WORK INSTRUCTIONS:
Pick out each line with the word "автономным" from the material that follows.

EXCERPTED DATA:

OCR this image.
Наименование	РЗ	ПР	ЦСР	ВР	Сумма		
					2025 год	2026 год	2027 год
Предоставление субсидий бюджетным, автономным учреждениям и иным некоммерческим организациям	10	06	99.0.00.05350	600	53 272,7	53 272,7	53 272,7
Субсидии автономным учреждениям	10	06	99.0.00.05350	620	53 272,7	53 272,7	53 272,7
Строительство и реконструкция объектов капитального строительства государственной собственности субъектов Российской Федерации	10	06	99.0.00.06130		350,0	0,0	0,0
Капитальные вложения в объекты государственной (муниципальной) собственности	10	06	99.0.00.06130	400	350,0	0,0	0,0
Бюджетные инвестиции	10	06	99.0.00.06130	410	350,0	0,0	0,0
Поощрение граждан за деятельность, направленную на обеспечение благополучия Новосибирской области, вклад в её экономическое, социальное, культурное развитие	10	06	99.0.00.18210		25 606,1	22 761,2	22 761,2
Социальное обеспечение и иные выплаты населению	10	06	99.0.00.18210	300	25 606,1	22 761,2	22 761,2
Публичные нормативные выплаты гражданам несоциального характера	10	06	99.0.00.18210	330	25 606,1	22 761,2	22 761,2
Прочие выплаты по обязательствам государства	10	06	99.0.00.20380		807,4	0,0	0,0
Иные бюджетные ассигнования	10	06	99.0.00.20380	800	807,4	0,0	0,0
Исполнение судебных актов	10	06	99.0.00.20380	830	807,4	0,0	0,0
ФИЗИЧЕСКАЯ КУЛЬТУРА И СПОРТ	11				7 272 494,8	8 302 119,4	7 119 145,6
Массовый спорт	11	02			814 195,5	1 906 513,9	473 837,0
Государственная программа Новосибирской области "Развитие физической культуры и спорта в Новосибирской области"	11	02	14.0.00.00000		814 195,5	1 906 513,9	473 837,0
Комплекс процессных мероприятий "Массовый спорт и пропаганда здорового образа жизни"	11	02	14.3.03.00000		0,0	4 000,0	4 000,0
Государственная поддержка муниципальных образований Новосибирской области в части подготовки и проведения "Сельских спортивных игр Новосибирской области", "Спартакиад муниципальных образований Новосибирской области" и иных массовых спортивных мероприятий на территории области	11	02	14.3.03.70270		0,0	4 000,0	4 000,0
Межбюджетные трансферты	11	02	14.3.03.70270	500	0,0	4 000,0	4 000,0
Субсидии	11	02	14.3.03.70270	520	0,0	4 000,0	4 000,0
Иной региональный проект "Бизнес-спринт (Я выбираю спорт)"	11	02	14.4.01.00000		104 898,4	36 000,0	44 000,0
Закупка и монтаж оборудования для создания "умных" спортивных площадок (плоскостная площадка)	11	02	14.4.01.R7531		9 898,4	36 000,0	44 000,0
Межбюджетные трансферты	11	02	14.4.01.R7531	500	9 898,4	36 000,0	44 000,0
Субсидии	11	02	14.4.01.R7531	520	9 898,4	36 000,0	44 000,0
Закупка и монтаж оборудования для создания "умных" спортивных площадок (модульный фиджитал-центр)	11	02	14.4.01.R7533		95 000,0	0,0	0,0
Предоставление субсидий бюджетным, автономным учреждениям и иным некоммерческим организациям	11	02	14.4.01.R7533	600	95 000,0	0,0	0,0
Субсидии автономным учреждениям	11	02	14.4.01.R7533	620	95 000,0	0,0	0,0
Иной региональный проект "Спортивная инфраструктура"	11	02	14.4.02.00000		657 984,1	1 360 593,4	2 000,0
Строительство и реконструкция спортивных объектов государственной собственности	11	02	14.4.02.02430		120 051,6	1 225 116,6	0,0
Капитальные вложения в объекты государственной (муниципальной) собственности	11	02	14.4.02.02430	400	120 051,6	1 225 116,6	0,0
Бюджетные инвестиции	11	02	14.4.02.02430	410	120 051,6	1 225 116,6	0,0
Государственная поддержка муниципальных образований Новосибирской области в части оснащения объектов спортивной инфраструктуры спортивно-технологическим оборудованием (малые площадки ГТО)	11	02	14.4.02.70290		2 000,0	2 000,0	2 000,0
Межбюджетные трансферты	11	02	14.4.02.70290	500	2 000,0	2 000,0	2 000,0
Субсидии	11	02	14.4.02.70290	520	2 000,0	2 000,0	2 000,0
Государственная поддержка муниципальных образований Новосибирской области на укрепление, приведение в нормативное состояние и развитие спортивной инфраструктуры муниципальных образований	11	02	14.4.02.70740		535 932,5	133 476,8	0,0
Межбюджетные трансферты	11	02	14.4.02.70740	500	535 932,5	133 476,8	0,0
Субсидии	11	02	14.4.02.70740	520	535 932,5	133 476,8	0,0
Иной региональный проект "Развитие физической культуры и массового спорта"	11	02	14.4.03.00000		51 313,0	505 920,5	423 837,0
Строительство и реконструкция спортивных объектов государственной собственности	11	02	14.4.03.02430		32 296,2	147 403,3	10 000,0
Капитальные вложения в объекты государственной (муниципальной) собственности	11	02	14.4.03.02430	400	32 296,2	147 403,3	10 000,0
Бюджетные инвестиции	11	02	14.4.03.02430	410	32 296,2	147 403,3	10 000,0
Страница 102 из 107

WRITTEN ANSWER:
Предоставление субсидий бюджетным, автономным учреждениям и иным некоммерческим организациям	10	06	99.0.00.05350	600	53 272,7	53 272,7	53 272,7
Субсидии автономным учреждениям	10	06	99.0.00.05350	620	53 272,7	53 272,7	53 272,7
Предоставление субсидий бюджетным, автономным учреждениям и иным некоммерческим организациям	11	02	14.4.01.R7533	600	95 000,0	0,0	0,0
Субсидии автономным учреждениям	11	02	14.4.01.R7533	620	95 000,0	0,0	0,0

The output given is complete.